◆ **Text to read**
In addition to Google dominating all-things-mobile, some recent significant announcements:
• Goggles
• Acquiring Yelp (almost)
• Selling direct to consumer (beginning with the Nexus One)
• Real-time search
Any of the above looked at individually are significant and innovative but not a game changer in their own right.
But when you look at them as a coordinated whole, what begins to emerge is that Google is assembling a new breed of multi-channel ecommerce platform with the potential to deliver consumers a complete shopping experience without ever needing to interact with a retailer’s website, app or social presence.
Whether this is master plan or strategic by-product is up for discussion. But add to the above list the foundation that Google already has put in place:
• Search UPC codes
• Shop Savvy
• Package tracking
• Google Checkout
• Google Analytics
• Catalogs
• My Shopping List, Gallery View, parametric filtering, etc. etc.

◆ **Instruction**
Which recent announcements does the Google text list as significant? The lines after this text play no part in the work.

◆ **Supplied material**
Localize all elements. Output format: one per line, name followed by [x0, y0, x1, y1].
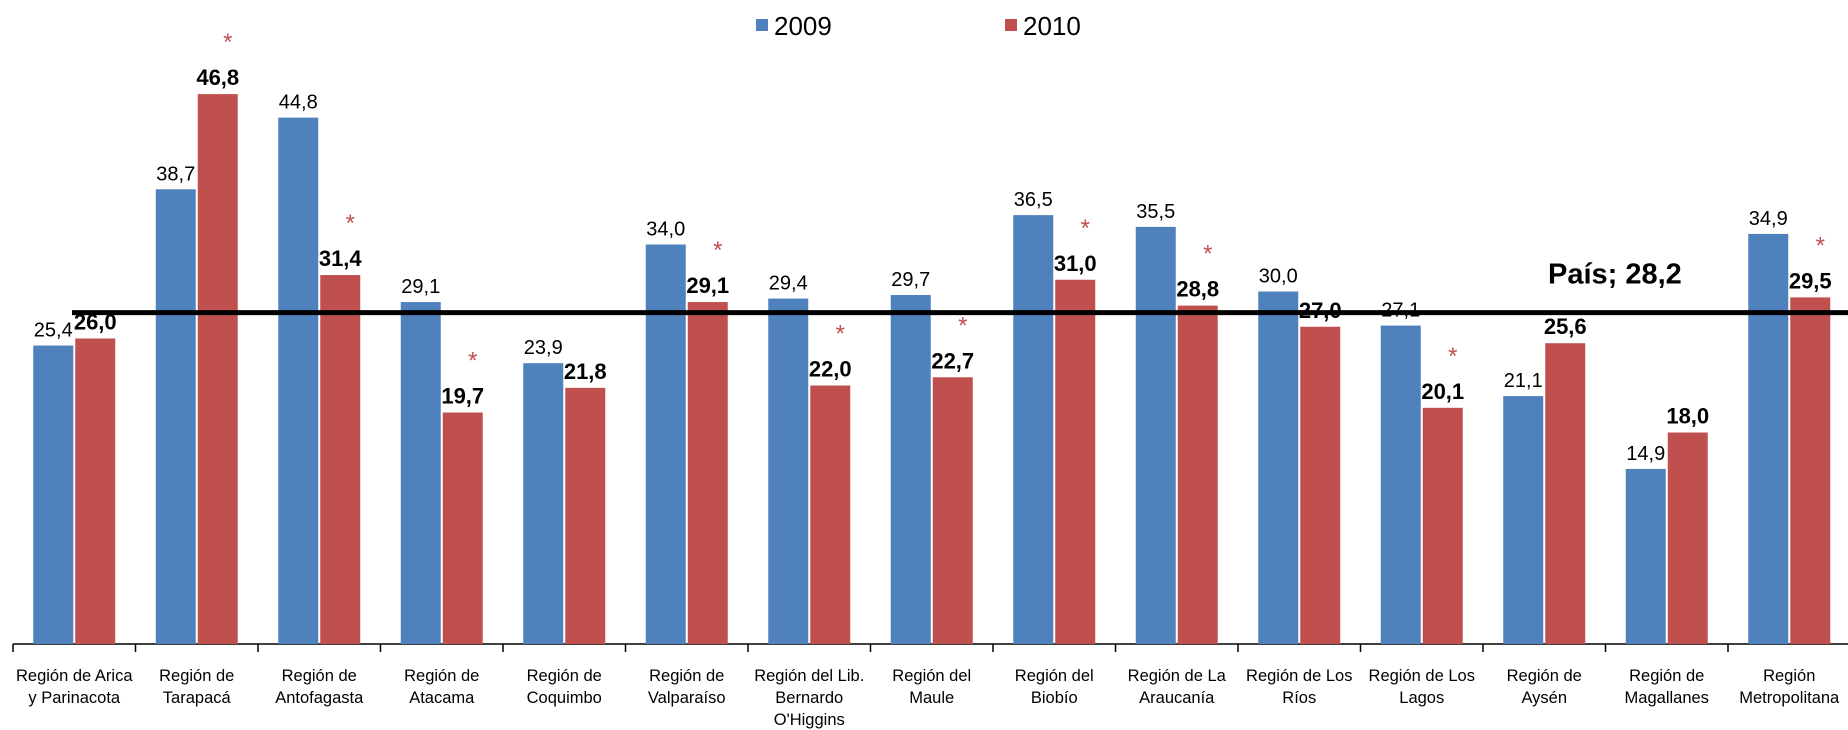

◆ **Task solution**
- Goggles
- Acquiring Yelp (almost)
- Selling direct to consumer (beginning with the Nexus One)
- Real-time search